▸ **About this task**: No pictures should appear in the copy; otherwise retype the entries exactly.

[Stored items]
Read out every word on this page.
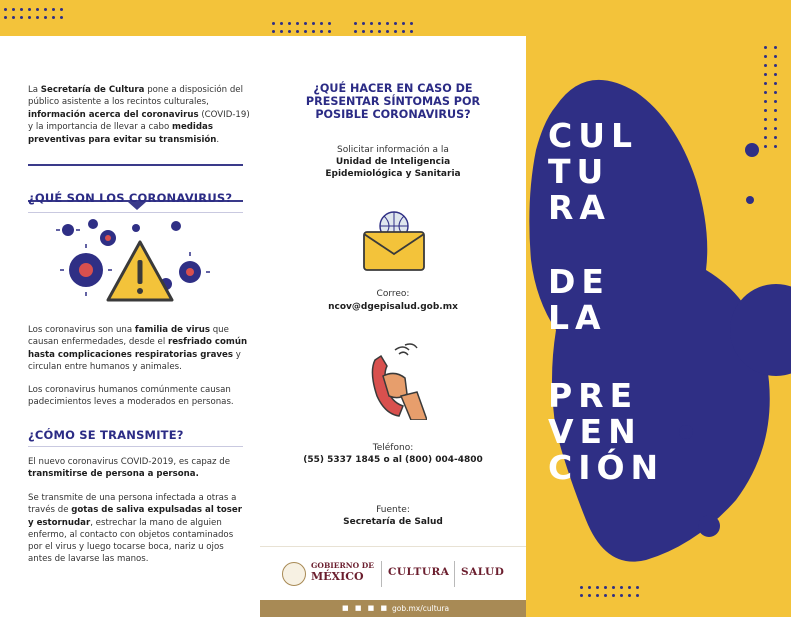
La Secretaría de Cultura pone a disposición del público asistente a los recintos culturales, información acerca del coronavirus (COVID-19) y la importancia de llevar a cabo medidas preventivas para evitar su transmisión.

¿QUÉ SON LOS CORONAVIRUS?

Los coronavirus son una familia de virus que causan enfermedades, desde el resfriado común hasta complicaciones respiratorias graves y circulan entre humanos y animales.

Los coronavirus humanos comúnmente causan padecimientos leves a moderados en personas.

¿CÓMO SE TRANSMITE?

El nuevo coronavirus COVID-2019, es capaz de transmitirse de persona a persona.

Se transmite de una persona infectada a otras a través de gotas de saliva expulsadas al toser y estornudar, estrechar la mano de alguien enfermo, al contacto con objetos contaminados por el virus y luego tocarse boca, nariz u ojos antes de lavarse las manos.

¿QUÉ HACER EN CASO DE PRESENTAR SÍNTOMAS POR POSIBLE CORONAVIRUS?

Solicitar información a la

Unidad de Inteligencia

Epidemiológica y Sanitaria

Correo:

ncov@dgepisalud.gob.mx

Teléfono:

(55) 5337 1845 o al (800) 004-4800

Fuente:

Secretaría de Salud

GOBIERNO DE
MÉXICO	CULTURA SALUD
■ ■ ■ ■ gob.mx/cultura
CUL
TU
RA
DE
LA
PRE
VEN
CIÓN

▸ **Result for this task**:
Read out every word on this page.
La Secretaría de Cultura pone a disposición del público asistente a los recintos culturales, información acerca del coronavirus (COVID-19) y la importancia de llevar a cabo medidas preventivas para evitar su transmisión.

¿QUÉ SON LOS CORONAVIRUS?

Los coronavirus son una familia de virus que causan enfermedades, desde el resfriado común hasta complicaciones respiratorias graves y circulan entre humanos y animales.

Los coronavirus humanos comúnmente causan padecimientos leves a moderados en personas.

¿CÓMO SE TRANSMITE?

El nuevo coronavirus COVID-2019, es capaz de transmitirse de persona a persona.

Se transmite de una persona infectada a otras a través de gotas de saliva expulsadas al toser y estornudar, estrechar la mano de alguien enfermo, al contacto con objetos contaminados por el virus y luego tocarse boca, nariz u ojos antes de lavarse las manos.

¿QUÉ HACER EN CASO DE PRESENTAR SÍNTOMAS POR POSIBLE CORONAVIRUS?

Solicitar información a la

Unidad de Inteligencia

Epidemiológica y Sanitaria

Correo:

ncov@dgepisalud.gob.mx

Teléfono:

(55) 5337 1845 o al (800) 004-4800

Fuente:

Secretaría de Salud

GOBIERNO DE
MÉXICO	CULTURA SALUD
■ ■ ■ ■ gob.mx/cultura
CUL
TU
RA
DE
LA
PRE
VEN
CIÓN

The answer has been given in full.